◆ DATA SHOWN ◆

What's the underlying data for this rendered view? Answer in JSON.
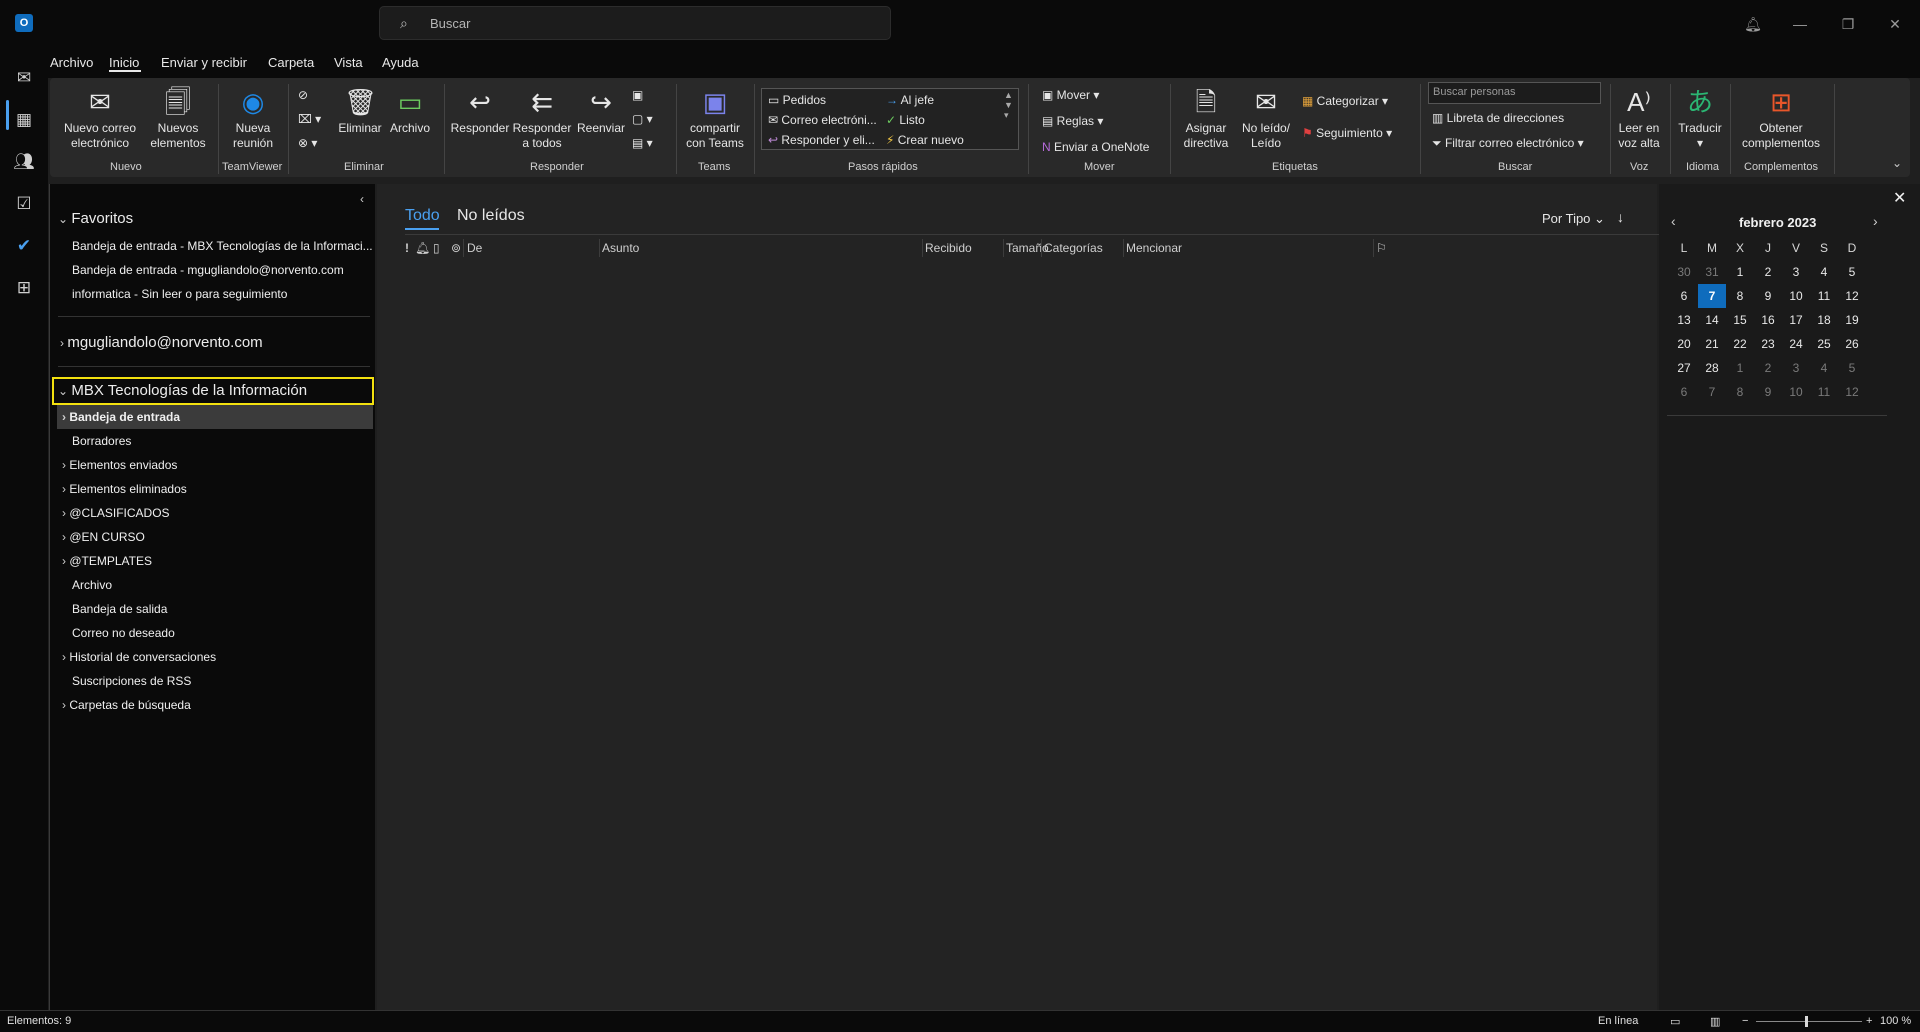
{
  "search": {
    "placeholder": "Buscar"
  },
  "menu": {
    "tabs": [
      "Archivo",
      "Inicio",
      "Enviar y recibir",
      "Carpeta",
      "Vista",
      "Ayuda"
    ],
    "active": "Inicio"
  },
  "ribbon": {
    "nuevo_correo": "Nuevo correo electrónico",
    "nuevos_elementos": "Nuevos elementos",
    "nueva_reunion": "Nueva reunión",
    "eliminar": "Eliminar",
    "archivo": "Archivo",
    "responder": "Responder",
    "responder_todos": "Responder a todos",
    "reenviar": "Reenviar",
    "teams_share": "compartir con Teams",
    "quick_steps": [
      "Pedidos",
      "Correo electróni...",
      "Responder y eli...",
      "Al jefe",
      "Listo",
      "Crear nuevo"
    ],
    "mover": "Mover",
    "reglas": "Reglas",
    "onenote": "Enviar a OneNote",
    "asignar_directiva": "Asignar directiva",
    "no_leido": "No leído/ Leído",
    "categorizar": "Categorizar",
    "seguimiento": "Seguimiento",
    "buscar_personas_placeholder": "Buscar personas",
    "libreta": "Libreta de direcciones",
    "filtrar": "Filtrar correo electrónico",
    "leer_voz": "Leer en voz alta",
    "traducir": "Traducir",
    "complementos": "Obtener complementos",
    "groups": [
      "Nuevo",
      "TeamViewer",
      "Eliminar",
      "Responder",
      "Teams",
      "Pasos rápidos",
      "Mover",
      "Etiquetas",
      "Buscar",
      "Voz",
      "Idioma",
      "Complementos"
    ]
  },
  "folders": {
    "favoritos_label": "Favoritos",
    "favoritos": [
      "Bandeja de entrada - MBX Tecnologías de la Informaci...",
      "Bandeja de entrada - mgugliandolo@norvento.com",
      "informatica - Sin leer o para seguimiento"
    ],
    "account1": "mgugliandolo@norvento.com",
    "account2": "MBX Tecnologías de la Información",
    "items": [
      "Bandeja de entrada",
      "Borradores",
      "Elementos enviados",
      "Elementos eliminados",
      "@CLASIFICADOS",
      "@EN CURSO",
      "@TEMPLATES",
      "Archivo",
      "Bandeja de salida",
      "Correo no deseado",
      "Historial de conversaciones",
      "Suscripciones de RSS",
      "Carpetas de búsqueda"
    ]
  },
  "messages": {
    "tab_all": "Todo",
    "tab_unread": "No leídos",
    "sort": "Por Tipo",
    "columns": [
      "!",
      "De",
      "Asunto",
      "Recibido",
      "Tamaño",
      "Categorías",
      "Mencionar"
    ]
  },
  "calendar": {
    "title": "febrero 2023",
    "weekdays": [
      "L",
      "M",
      "X",
      "J",
      "V",
      "S",
      "D"
    ],
    "weeks": [
      [
        "30",
        "31",
        "1",
        "2",
        "3",
        "4",
        "5"
      ],
      [
        "6",
        "7",
        "8",
        "9",
        "10",
        "11",
        "12"
      ],
      [
        "13",
        "14",
        "15",
        "16",
        "17",
        "18",
        "19"
      ],
      [
        "20",
        "21",
        "22",
        "23",
        "24",
        "25",
        "26"
      ],
      [
        "27",
        "28",
        "1",
        "2",
        "3",
        "4",
        "5"
      ],
      [
        "6",
        "7",
        "8",
        "9",
        "10",
        "11",
        "12"
      ]
    ],
    "today": "7"
  },
  "status": {
    "elementos": "Elementos: 9",
    "online": "En línea",
    "zoom": "100 %"
  },
  "colors": {
    "accent": "#4aa0f0",
    "highlight": "#f3e10f",
    "today": "#0f6cbd"
  }
}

◆ SHORT TASK ◆
Copy out all the data exactly; skip the pictures.

◆ THE COMPLETED TASK ◆
What's the underlying data for this rendered view? Answer in JSON.
{
  "search": {
    "placeholder": "Buscar"
  },
  "menu": {
    "tabs": [
      "Archivo",
      "Inicio",
      "Enviar y recibir",
      "Carpeta",
      "Vista",
      "Ayuda"
    ],
    "active": "Inicio"
  },
  "ribbon": {
    "nuevo_correo": "Nuevo correo electrónico",
    "nuevos_elementos": "Nuevos elementos",
    "nueva_reunion": "Nueva reunión",
    "eliminar": "Eliminar",
    "archivo": "Archivo",
    "responder": "Responder",
    "responder_todos": "Responder a todos",
    "reenviar": "Reenviar",
    "teams_share": "compartir con Teams",
    "quick_steps": [
      "Pedidos",
      "Correo electróni...",
      "Responder y eli...",
      "Al jefe",
      "Listo",
      "Crear nuevo"
    ],
    "mover": "Mover",
    "reglas": "Reglas",
    "onenote": "Enviar a OneNote",
    "asignar_directiva": "Asignar directiva",
    "no_leido": "No leído/ Leído",
    "categorizar": "Categorizar",
    "seguimiento": "Seguimiento",
    "buscar_personas_placeholder": "Buscar personas",
    "libreta": "Libreta de direcciones",
    "filtrar": "Filtrar correo electrónico",
    "leer_voz": "Leer en voz alta",
    "traducir": "Traducir",
    "complementos": "Obtener complementos",
    "groups": [
      "Nuevo",
      "TeamViewer",
      "Eliminar",
      "Responder",
      "Teams",
      "Pasos rápidos",
      "Mover",
      "Etiquetas",
      "Buscar",
      "Voz",
      "Idioma",
      "Complementos"
    ]
  },
  "folders": {
    "favoritos_label": "Favoritos",
    "favoritos": [
      "Bandeja de entrada - MBX Tecnologías de la Informaci...",
      "Bandeja de entrada - mgugliandolo@norvento.com",
      "informatica - Sin leer o para seguimiento"
    ],
    "account1": "mgugliandolo@norvento.com",
    "account2": "MBX Tecnologías de la Información",
    "items": [
      "Bandeja de entrada",
      "Borradores",
      "Elementos enviados",
      "Elementos eliminados",
      "@CLASIFICADOS",
      "@EN CURSO",
      "@TEMPLATES",
      "Archivo",
      "Bandeja de salida",
      "Correo no deseado",
      "Historial de conversaciones",
      "Suscripciones de RSS",
      "Carpetas de búsqueda"
    ]
  },
  "messages": {
    "tab_all": "Todo",
    "tab_unread": "No leídos",
    "sort": "Por Tipo",
    "columns": [
      "!",
      "De",
      "Asunto",
      "Recibido",
      "Tamaño",
      "Categorías",
      "Mencionar"
    ]
  },
  "calendar": {
    "title": "febrero 2023",
    "weekdays": [
      "L",
      "M",
      "X",
      "J",
      "V",
      "S",
      "D"
    ],
    "weeks": [
      [
        "30",
        "31",
        "1",
        "2",
        "3",
        "4",
        "5"
      ],
      [
        "6",
        "7",
        "8",
        "9",
        "10",
        "11",
        "12"
      ],
      [
        "13",
        "14",
        "15",
        "16",
        "17",
        "18",
        "19"
      ],
      [
        "20",
        "21",
        "22",
        "23",
        "24",
        "25",
        "26"
      ],
      [
        "27",
        "28",
        "1",
        "2",
        "3",
        "4",
        "5"
      ],
      [
        "6",
        "7",
        "8",
        "9",
        "10",
        "11",
        "12"
      ]
    ],
    "today": "7"
  },
  "status": {
    "elementos": "Elementos: 9",
    "online": "En línea",
    "zoom": "100 %"
  },
  "colors": {
    "accent": "#4aa0f0",
    "highlight": "#f3e10f",
    "today": "#0f6cbd"
  }
}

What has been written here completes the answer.